→ **Exercise task**: Turn the material, from its first line through the line containing "x-tick-label: 1990 xyxy=(44,361,68,373)", into a JSON list of strings, one string per line, with blank lines omitted.

→ **Listed records**:
◇ ◇ ◇ ◇
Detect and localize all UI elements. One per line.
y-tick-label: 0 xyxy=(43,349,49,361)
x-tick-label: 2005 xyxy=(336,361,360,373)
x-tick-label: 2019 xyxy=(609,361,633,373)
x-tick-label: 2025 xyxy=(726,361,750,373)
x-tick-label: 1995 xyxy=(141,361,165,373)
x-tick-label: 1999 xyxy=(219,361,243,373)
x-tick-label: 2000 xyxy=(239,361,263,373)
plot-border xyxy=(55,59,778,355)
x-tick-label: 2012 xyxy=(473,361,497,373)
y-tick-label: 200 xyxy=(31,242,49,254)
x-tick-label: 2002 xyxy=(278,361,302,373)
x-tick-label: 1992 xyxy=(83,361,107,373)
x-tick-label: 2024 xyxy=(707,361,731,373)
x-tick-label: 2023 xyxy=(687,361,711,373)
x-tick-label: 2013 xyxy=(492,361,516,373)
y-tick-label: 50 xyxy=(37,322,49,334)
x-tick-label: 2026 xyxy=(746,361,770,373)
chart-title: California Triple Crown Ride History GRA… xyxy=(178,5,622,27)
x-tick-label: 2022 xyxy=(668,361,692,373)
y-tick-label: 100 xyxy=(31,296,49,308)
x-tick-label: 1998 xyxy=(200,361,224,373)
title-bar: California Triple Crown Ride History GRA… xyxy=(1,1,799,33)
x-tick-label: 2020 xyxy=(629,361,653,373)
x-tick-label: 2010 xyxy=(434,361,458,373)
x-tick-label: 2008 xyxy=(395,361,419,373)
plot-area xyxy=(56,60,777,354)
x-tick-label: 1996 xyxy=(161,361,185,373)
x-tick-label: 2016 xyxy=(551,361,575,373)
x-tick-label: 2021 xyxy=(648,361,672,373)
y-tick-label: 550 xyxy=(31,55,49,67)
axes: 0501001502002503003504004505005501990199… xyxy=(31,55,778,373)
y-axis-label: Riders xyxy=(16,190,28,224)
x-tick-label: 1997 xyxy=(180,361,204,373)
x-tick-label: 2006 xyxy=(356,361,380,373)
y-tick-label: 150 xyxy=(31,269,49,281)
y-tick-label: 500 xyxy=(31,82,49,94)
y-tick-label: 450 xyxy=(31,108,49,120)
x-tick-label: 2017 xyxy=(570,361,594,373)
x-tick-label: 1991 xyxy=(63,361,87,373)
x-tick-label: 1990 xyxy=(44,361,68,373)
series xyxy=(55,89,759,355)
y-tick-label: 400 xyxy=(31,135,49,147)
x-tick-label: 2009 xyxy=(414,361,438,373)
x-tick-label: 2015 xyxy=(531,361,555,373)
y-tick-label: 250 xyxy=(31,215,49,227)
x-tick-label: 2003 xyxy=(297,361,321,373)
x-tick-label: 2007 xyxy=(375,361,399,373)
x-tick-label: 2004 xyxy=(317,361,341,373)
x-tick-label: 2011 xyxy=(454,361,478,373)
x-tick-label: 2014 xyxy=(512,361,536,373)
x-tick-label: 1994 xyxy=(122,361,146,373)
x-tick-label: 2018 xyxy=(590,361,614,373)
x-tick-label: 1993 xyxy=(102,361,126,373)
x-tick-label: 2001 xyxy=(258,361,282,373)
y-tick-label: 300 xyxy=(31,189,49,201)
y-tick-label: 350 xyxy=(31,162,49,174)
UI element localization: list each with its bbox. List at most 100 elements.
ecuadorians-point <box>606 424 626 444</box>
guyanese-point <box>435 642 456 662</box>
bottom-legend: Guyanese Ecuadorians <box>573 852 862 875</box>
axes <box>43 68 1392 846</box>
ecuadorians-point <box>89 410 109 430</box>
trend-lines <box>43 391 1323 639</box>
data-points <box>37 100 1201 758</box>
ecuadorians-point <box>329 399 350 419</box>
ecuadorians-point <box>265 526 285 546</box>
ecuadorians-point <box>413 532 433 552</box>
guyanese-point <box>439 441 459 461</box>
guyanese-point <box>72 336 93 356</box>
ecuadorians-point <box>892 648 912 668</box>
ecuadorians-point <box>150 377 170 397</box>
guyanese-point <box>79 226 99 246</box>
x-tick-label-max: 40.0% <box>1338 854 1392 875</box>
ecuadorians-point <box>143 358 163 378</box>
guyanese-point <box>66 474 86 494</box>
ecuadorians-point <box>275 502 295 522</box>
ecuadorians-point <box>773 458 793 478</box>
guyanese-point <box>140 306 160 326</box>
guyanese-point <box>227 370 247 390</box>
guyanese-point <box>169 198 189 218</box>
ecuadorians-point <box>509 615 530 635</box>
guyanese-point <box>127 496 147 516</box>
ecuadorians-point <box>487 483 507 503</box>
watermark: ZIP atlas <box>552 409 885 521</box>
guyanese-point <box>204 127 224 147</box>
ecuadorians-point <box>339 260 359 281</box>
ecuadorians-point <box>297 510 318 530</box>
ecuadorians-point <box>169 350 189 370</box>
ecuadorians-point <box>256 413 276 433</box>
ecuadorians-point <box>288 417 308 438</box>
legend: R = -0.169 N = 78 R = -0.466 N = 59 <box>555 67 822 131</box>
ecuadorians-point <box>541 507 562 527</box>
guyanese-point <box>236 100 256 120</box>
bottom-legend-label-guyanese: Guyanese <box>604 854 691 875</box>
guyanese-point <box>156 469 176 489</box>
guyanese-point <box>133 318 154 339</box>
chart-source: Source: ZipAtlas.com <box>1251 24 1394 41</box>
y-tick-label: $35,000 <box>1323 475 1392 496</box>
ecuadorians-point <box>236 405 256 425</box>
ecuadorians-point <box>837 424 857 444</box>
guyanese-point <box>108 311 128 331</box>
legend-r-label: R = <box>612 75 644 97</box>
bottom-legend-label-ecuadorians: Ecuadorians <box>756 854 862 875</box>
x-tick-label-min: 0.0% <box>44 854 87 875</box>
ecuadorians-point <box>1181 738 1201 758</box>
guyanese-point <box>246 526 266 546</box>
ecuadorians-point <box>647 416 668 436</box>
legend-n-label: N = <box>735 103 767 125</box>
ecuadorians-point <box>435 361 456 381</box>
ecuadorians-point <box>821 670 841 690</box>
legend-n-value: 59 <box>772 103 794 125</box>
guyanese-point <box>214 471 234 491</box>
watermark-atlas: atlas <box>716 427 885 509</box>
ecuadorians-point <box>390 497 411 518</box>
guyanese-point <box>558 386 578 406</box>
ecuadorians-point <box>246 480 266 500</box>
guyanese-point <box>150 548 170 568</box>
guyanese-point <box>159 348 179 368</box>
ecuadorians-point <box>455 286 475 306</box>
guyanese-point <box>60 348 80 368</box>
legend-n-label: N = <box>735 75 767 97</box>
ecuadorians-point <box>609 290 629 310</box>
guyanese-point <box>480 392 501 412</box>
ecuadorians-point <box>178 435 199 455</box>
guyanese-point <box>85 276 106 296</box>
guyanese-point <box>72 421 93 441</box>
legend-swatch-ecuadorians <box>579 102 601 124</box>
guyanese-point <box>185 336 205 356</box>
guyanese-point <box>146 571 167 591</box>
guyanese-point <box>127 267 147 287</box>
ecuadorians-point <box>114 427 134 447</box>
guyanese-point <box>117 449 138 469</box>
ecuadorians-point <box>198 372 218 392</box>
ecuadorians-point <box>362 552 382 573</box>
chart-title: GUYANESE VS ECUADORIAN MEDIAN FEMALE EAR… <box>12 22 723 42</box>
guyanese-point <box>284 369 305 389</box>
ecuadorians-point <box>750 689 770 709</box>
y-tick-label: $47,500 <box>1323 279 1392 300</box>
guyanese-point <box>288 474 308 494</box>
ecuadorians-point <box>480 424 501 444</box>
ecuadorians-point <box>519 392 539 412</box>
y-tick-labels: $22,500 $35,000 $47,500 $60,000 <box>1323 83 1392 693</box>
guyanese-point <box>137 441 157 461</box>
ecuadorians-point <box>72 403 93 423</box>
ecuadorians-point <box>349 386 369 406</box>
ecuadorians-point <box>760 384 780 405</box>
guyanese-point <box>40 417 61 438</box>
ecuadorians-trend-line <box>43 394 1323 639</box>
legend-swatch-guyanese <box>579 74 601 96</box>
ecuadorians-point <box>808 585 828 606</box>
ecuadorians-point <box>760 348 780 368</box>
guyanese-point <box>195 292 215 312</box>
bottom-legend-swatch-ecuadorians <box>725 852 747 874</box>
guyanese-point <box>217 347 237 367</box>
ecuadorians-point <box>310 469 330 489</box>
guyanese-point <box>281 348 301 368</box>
◇ ◇ ◇ ◇
→ **Task result**:
[
  "Detect and localize all UI elements. One per line.",
  "y-tick-label: 0 xyxy=(43,349,49,361)",
  "x-tick-label: 2005 xyxy=(336,361,360,373)",
  "x-tick-label: 2019 xyxy=(609,361,633,373)",
  "x-tick-label: 2025 xyxy=(726,361,750,373)",
  "x-tick-label: 1995 xyxy=(141,361,165,373)",
  "x-tick-label: 1999 xyxy=(219,361,243,373)",
  "x-tick-label: 2000 xyxy=(239,361,263,373)",
  "plot-border xyxy=(55,59,778,355)",
  "x-tick-label: 2012 xyxy=(473,361,497,373)",
  "y-tick-label: 200 xyxy=(31,242,49,254)",
  "x-tick-label: 2002 xyxy=(278,361,302,373)",
  "x-tick-label: 1992 xyxy=(83,361,107,373)",
  "x-tick-label: 2024 xyxy=(707,361,731,373)",
  "x-tick-label: 2023 xyxy=(687,361,711,373)",
  "x-tick-label: 2013 xyxy=(492,361,516,373)",
  "y-tick-label: 50 xyxy=(37,322,49,334)",
  "x-tick-label: 2026 xyxy=(746,361,770,373)",
  "chart-title: California Triple Crown Ride History GRA… xyxy=(178,5,622,27)",
  "x-tick-label: 2022 xyxy=(668,361,692,373)",
  "y-tick-label: 100 xyxy=(31,296,49,308)",
  "x-tick-label: 1998 xyxy=(200,361,224,373)",
  "title-bar: California Triple Crown Ride History GRA… xyxy=(1,1,799,33)",
  "x-tick-label: 2020 xyxy=(629,361,653,373)",
  "x-tick-label: 2010 xyxy=(434,361,458,373)",
  "x-tick-label: 2008 xyxy=(395,361,419,373)",
  "plot-area xyxy=(56,60,777,354)",
  "x-tick-label: 1996 xyxy=(161,361,185,373)",
  "x-tick-label: 2016 xyxy=(551,361,575,373)",
  "x-tick-label: 2021 xyxy=(648,361,672,373)",
  "y-tick-label: 550 xyxy=(31,55,49,67)",
  "axes: 0501001502002503003504004505005501990199… xyxy=(31,55,778,373)",
  "y-axis-label: Riders xyxy=(16,190,28,224)",
  "x-tick-label: 1997 xyxy=(180,361,204,373)",
  "x-tick-label: 2006 xyxy=(356,361,380,373)",
  "y-tick-label: 150 xyxy=(31,269,49,281)",
  "y-tick-label: 500 xyxy=(31,82,49,94)",
  "y-tick-label: 450 xyxy=(31,108,49,120)",
  "x-tick-label: 2017 xyxy=(570,361,594,373)",
  "x-tick-label: 1991 xyxy=(63,361,87,373)",
  "x-tick-label: 1990 xyxy=(44,361,68,373)"
]